- Written exercise:
Write out all of the entries that follow, word for word, but skip the pictures.

- Information given:
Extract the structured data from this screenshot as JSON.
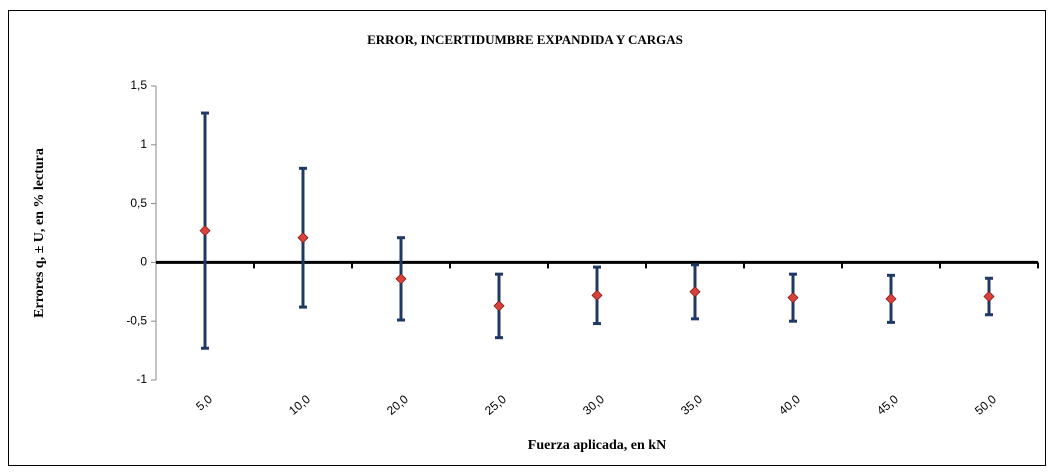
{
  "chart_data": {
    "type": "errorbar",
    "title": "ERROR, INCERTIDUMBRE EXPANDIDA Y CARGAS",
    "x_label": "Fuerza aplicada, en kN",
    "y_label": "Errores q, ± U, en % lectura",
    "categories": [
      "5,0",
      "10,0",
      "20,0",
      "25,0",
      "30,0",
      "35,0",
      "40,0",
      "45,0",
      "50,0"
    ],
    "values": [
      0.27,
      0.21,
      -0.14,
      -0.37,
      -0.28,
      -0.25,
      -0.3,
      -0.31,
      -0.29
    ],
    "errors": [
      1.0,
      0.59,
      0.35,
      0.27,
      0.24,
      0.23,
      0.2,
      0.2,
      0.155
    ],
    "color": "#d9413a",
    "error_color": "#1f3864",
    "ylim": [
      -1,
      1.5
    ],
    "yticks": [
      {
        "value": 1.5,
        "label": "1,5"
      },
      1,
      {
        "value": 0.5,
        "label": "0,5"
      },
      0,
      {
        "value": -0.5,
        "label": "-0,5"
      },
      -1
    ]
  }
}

- Problem solution:
Extract the structured data from this screenshot as JSON.
{
  "chart_data": {
    "type": "errorbar",
    "title": "ERROR, INCERTIDUMBRE EXPANDIDA Y CARGAS",
    "x_label": "Fuerza aplicada, en kN",
    "y_label": "Errores q, ± U, en % lectura",
    "categories": [
      "5,0",
      "10,0",
      "20,0",
      "25,0",
      "30,0",
      "35,0",
      "40,0",
      "45,0",
      "50,0"
    ],
    "values": [
      0.27,
      0.21,
      -0.14,
      -0.37,
      -0.28,
      -0.25,
      -0.3,
      -0.31,
      -0.29
    ],
    "errors": [
      1.0,
      0.59,
      0.35,
      0.27,
      0.24,
      0.23,
      0.2,
      0.2,
      0.155
    ],
    "color": "#d9413a",
    "error_color": "#1f3864",
    "ylim": [
      -1,
      1.5
    ],
    "yticks": [
      {
        "value": 1.5,
        "label": "1,5"
      },
      1,
      {
        "value": 0.5,
        "label": "0,5"
      },
      0,
      {
        "value": -0.5,
        "label": "-0,5"
      },
      -1
    ]
  }
}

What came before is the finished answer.